• Aim: Check each line of the listing for the string "square", count the lines that have it, and answer with that number only.

===== Data rows =====

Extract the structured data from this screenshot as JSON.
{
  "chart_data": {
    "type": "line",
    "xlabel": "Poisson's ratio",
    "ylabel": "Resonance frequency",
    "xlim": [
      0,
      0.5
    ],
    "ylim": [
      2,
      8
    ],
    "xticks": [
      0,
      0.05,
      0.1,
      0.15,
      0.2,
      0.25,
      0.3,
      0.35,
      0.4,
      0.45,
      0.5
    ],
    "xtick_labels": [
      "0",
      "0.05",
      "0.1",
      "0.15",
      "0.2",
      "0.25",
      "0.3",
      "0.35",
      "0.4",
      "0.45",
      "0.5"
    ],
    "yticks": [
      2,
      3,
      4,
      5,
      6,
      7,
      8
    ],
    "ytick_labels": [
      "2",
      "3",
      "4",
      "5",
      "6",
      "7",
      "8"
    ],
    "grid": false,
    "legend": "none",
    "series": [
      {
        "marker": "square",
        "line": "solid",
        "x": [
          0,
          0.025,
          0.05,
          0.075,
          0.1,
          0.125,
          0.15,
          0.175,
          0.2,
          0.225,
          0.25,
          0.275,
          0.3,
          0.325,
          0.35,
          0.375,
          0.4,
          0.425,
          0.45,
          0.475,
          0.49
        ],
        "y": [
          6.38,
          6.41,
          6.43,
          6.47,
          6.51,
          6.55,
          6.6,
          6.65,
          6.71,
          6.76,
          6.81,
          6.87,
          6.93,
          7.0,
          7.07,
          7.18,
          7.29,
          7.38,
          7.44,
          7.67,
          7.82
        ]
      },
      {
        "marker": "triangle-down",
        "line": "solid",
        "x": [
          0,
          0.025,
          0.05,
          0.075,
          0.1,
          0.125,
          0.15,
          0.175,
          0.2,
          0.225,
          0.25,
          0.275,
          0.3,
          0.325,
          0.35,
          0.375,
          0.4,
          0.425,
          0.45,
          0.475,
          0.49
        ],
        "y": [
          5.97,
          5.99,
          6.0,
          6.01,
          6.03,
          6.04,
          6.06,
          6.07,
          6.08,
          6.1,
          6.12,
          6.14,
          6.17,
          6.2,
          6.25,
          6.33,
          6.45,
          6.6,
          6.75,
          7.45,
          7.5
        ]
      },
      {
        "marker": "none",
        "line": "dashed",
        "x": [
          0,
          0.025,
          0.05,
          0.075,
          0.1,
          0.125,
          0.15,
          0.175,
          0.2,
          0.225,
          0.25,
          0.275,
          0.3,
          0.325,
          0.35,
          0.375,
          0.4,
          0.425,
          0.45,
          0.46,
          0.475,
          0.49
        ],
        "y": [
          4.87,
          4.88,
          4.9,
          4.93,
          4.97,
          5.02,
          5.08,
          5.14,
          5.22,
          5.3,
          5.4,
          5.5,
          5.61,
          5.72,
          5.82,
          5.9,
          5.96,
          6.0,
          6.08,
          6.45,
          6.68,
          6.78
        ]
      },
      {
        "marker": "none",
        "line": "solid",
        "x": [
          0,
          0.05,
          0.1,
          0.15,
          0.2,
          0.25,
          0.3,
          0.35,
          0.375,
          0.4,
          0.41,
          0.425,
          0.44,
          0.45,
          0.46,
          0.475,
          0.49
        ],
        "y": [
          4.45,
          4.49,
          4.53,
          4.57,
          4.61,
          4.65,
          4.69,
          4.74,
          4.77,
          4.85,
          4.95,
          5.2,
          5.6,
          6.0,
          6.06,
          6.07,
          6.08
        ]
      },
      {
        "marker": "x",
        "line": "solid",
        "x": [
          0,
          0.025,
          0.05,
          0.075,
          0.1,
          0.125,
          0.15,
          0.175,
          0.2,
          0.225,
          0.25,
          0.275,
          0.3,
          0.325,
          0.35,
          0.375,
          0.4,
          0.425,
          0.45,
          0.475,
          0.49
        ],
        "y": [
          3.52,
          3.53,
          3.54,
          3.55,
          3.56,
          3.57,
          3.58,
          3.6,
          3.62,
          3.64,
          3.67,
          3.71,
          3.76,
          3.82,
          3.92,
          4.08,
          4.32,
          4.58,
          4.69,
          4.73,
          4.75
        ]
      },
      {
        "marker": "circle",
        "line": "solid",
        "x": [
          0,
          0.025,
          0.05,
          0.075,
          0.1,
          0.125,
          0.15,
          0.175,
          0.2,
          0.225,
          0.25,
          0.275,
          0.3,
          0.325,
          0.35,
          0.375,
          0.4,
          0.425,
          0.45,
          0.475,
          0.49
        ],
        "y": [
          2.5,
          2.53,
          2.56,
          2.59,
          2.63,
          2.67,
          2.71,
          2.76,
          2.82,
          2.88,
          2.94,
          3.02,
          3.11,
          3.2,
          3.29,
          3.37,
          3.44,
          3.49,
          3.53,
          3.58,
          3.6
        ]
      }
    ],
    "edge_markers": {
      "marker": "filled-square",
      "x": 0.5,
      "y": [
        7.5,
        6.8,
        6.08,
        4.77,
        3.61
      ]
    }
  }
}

=====

• Worked solution: 2